With the above, we can have a quick assessment that there are five clusters there and thus five segments or types of customers one can make plan for.

Box Plot | `ax.boxplot([data list])`

A statistical plot that helps in comparing distributions of variables because the center, spread and range are immediately visible. It only shows the summary statistics like mean, median and interquartile range.

Easy to identify if data is symmetrical, how tightly it is grouped, and if and how data is skewed

import numpy as np
import matplotlib.pyplot as plt

# some random data
data1 = np.random.normal(0, 2, 100)
data2 = np.random.normal(0, 4, 100)
data3 = np.random.normal(0, 3, 100)
data4 = np.random.normal(0, 5, 100)
data = list([data1, data2, data3, data4])

fig, ax = plt.subplots()
bx = ax.boxplot(data, patch_artist=True)

ax.set_title('Box Plot Sample')
ax.set_ylabel('Spread')
xticklabels=['category A', 
             'category B', 
             'category B', 
             'category D']

colors = ['pink','lightblue','lightgreen','yellow']
for patch, color in zip(bx['boxes'], colors):
    patch.set_facecolor(color)

ax.set_xticklabels(xticklabels)
ax.yaxis.grid(True)
plt.show()

Real world example

We will work with dataset of Tips downloaded from he r e.

import pandas as pd
import matplotlib.pyplot as plt
import seaborn as sns

tipsdf = pd.read_csv('data-files/tips.csv') 
sns.boxplot(x="time", y="tip", 
            hue='sex', data=tipsdf, 
            order=["Dinner", "Lunch"],
            palette='coolwarm')

With the above, we can have a quick couple of assessments:
– male gender gives more tip compared to females
– tips during dinner time can vary a lot (more) by males mean tip

Violen Plot | `ax.violinplot([data list])`

A statistical plot that helps in comparing distributions of variables because the center, spread and range are immediately visible. It shows the full distribution of data.

**Provided material:**
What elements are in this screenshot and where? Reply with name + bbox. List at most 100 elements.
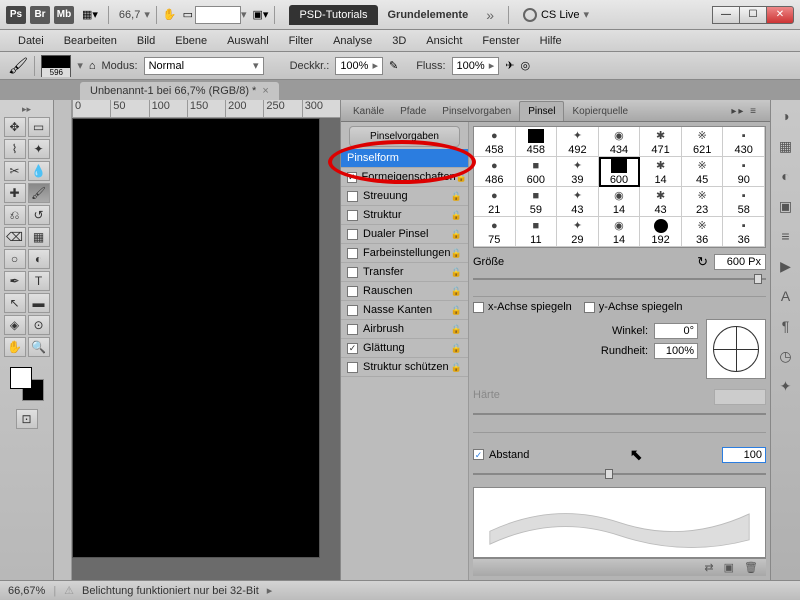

**Jobs:**
1) Please sum up the plotting tutorial in two sentences.
2) Resume the plotting tutorial after its last sentence, which describes the violin plot.

**Written answers:**
1) The plotting tutorial presents the box plot, drawn with ax.boxplot, as a statistical plot for comparing distributions of variables because their center, spread and range are immediately visible. It shows code for a box plot of four random data series, applies a seaborn box plot to a tips dataset to conclude that males give more tip than females, and then introduces the violin plot, which shows the full distribution of data.

2)
A quick way to compare distributions across multiple variables

import numpy as np
import matplotlib.pyplot as plt

data = [np.random.normal(0, std, size=100) 
        for std in range(2, 6)]

fig, ax = plt.subplots()
bx = ax.violinplot(data)

ax.set_title('Violin Plot Sample')
ax.set_ylabel('Spread')
xticklabels=['category A', 
             'category B', 
             'category B', 
             'category D']

ax.set_xticks([1,2,3,4])
ax.set_xticklabels(xticklabels)

ax.yaxis.grid(True)
plt.show()

Real world example

We will work with dataset of Tips downloaded from he r e.

import pandas as pd
import matplotlib.pyplot as plt
import seaborn as sns

tipsdf = pd.read_csv('data-files/tips.csv') 
sns.violinplot(x="day", y="tip", 
               split="True", data=tipsdf)

With the above, we can have a quick assessment that the tips on Saturday has more relaxed distribution whereas Friday has much narrow distribution in comparison.

2. We will work with dataset of Indian Census data downloaded from here.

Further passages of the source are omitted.